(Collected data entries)
- - - - - - -

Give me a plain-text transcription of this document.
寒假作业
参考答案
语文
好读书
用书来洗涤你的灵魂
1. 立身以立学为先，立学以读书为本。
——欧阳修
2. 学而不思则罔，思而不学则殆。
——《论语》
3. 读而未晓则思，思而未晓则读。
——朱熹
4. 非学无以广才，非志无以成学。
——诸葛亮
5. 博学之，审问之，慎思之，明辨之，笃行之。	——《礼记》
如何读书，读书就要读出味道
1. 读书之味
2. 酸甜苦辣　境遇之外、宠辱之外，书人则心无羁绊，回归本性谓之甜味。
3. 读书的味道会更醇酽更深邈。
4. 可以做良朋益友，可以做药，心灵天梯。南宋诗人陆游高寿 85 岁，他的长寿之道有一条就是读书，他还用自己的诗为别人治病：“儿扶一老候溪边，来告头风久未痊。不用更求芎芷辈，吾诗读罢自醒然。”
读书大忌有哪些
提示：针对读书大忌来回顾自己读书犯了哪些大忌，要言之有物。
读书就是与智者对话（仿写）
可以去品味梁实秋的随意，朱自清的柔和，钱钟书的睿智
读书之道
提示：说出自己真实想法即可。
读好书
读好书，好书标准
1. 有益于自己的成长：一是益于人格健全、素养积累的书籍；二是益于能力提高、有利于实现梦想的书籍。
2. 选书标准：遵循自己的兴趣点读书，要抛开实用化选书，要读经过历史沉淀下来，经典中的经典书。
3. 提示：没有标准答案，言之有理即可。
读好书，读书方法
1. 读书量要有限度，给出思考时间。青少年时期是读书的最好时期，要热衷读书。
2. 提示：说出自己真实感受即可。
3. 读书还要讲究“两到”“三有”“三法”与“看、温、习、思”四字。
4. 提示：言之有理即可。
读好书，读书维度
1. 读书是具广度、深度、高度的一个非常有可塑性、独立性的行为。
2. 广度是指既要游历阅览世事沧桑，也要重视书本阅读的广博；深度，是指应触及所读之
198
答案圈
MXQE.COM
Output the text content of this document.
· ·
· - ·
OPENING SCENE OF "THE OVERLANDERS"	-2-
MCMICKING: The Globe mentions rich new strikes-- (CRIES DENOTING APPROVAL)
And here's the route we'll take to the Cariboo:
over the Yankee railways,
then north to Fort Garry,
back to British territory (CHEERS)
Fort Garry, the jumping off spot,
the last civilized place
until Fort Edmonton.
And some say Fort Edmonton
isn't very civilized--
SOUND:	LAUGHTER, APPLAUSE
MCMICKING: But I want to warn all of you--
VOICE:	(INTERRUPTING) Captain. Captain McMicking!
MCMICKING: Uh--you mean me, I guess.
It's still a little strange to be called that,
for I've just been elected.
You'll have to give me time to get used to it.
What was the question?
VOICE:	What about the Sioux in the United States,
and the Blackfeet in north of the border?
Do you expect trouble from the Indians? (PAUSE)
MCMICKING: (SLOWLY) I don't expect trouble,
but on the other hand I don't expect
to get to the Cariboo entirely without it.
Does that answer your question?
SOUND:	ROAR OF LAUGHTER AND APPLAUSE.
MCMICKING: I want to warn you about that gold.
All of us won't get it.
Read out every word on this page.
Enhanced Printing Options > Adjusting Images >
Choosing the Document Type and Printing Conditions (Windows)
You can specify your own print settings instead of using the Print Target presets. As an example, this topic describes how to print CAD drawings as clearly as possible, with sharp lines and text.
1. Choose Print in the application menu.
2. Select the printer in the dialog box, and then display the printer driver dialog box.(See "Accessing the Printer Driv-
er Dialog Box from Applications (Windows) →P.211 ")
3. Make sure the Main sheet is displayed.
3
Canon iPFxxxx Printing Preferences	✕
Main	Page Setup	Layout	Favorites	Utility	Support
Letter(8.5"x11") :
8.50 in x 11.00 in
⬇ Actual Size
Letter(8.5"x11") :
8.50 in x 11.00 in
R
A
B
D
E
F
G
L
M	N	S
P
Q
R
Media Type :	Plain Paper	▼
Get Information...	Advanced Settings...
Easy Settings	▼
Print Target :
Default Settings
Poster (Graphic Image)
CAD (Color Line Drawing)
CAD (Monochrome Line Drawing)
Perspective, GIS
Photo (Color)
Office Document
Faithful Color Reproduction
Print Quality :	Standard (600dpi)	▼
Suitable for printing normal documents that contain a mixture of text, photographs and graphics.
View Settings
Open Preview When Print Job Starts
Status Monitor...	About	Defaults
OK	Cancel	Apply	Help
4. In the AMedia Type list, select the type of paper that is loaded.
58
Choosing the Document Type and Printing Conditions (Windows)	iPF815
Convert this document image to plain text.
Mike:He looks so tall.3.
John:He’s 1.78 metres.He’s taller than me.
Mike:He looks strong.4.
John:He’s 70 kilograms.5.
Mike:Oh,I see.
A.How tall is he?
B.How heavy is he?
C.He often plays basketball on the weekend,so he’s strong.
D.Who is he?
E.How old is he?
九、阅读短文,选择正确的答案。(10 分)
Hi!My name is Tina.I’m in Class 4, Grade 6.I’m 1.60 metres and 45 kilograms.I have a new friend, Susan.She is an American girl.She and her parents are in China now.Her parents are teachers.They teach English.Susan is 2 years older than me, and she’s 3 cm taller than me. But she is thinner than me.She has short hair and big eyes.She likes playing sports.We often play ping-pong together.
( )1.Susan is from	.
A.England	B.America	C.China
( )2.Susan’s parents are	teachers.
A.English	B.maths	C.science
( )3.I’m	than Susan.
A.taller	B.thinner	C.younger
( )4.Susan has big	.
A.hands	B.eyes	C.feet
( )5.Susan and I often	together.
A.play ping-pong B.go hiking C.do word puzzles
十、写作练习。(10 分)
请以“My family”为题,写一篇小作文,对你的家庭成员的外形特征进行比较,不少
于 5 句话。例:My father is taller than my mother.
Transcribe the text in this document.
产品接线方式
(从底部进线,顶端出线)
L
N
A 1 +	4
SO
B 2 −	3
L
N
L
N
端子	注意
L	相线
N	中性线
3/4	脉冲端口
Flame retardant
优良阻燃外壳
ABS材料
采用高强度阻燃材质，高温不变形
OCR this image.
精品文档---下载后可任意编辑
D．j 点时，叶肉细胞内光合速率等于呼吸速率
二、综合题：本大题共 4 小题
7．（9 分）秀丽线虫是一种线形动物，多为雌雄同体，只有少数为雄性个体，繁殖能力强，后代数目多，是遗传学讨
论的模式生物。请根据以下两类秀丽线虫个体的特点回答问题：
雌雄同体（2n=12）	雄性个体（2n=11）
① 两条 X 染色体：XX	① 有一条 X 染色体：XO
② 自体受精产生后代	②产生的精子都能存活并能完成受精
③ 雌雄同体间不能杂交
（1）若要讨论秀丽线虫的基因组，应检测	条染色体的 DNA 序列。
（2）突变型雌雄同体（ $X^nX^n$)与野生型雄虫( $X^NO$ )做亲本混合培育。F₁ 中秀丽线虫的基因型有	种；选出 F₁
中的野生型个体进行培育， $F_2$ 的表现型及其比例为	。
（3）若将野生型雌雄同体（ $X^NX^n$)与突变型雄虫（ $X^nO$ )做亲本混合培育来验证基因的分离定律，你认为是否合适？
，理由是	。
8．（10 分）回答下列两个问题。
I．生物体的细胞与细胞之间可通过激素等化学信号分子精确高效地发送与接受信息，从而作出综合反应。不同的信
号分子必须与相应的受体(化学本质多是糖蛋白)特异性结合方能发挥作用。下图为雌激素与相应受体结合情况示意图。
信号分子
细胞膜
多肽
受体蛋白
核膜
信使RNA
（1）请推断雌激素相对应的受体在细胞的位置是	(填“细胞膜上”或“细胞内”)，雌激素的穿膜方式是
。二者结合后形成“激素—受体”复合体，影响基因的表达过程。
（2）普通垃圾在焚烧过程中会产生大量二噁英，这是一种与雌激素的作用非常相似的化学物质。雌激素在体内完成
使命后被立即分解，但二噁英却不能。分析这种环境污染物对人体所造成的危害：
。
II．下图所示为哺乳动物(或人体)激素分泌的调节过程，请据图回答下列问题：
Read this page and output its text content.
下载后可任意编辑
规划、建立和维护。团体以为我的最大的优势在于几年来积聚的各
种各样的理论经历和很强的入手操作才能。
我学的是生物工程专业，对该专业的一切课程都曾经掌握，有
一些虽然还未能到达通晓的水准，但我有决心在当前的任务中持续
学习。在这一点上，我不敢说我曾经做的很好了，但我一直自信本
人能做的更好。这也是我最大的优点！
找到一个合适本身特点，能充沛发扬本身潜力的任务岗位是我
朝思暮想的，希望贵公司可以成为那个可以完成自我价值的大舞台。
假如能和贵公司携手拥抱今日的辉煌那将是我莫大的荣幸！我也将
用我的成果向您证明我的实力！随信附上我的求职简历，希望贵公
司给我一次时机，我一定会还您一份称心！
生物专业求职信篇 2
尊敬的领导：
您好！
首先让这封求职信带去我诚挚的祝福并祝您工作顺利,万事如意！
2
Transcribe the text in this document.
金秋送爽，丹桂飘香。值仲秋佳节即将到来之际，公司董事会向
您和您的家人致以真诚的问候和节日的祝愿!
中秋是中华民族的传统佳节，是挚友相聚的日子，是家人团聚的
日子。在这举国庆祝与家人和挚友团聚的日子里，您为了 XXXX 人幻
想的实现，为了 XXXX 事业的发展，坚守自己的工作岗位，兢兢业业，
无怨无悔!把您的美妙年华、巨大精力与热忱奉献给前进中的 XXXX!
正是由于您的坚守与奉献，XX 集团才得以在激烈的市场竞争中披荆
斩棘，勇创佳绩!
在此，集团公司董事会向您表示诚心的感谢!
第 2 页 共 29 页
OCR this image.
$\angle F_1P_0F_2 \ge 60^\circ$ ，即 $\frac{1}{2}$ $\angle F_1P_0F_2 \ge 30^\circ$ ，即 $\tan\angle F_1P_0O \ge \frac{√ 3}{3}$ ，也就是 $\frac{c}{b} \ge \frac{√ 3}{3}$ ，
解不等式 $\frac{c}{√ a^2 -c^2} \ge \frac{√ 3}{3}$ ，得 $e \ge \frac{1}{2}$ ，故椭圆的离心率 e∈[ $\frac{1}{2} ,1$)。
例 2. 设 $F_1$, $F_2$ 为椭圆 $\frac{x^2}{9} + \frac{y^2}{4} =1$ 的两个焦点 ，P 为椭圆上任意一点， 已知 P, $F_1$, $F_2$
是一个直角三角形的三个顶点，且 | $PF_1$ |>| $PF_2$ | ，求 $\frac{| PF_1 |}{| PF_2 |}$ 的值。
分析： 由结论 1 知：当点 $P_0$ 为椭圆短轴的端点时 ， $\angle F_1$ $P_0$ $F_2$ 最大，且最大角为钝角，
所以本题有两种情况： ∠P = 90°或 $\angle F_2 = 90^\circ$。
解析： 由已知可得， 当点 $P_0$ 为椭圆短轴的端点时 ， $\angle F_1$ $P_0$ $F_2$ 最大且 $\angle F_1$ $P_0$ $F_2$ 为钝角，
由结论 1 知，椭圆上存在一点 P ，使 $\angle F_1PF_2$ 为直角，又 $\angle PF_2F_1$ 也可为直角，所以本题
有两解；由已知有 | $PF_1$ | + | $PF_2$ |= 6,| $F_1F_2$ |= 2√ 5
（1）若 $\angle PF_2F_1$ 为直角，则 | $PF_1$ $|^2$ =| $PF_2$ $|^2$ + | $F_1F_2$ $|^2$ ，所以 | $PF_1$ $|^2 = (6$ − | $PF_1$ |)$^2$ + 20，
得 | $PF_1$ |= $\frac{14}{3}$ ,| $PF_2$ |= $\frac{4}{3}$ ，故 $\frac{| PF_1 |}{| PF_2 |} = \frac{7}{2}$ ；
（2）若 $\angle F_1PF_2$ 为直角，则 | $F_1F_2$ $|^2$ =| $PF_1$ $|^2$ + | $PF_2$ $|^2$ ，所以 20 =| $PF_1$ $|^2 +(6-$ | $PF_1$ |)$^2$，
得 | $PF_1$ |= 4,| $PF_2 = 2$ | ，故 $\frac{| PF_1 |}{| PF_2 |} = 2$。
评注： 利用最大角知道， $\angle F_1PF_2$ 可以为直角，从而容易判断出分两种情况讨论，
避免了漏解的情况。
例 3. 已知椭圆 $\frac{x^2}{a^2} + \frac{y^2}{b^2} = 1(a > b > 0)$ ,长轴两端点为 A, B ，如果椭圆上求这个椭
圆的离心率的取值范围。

- - - - - - -

- The task: Count how many lines above include the word "pong" and answer with that figure only.

- Result: 2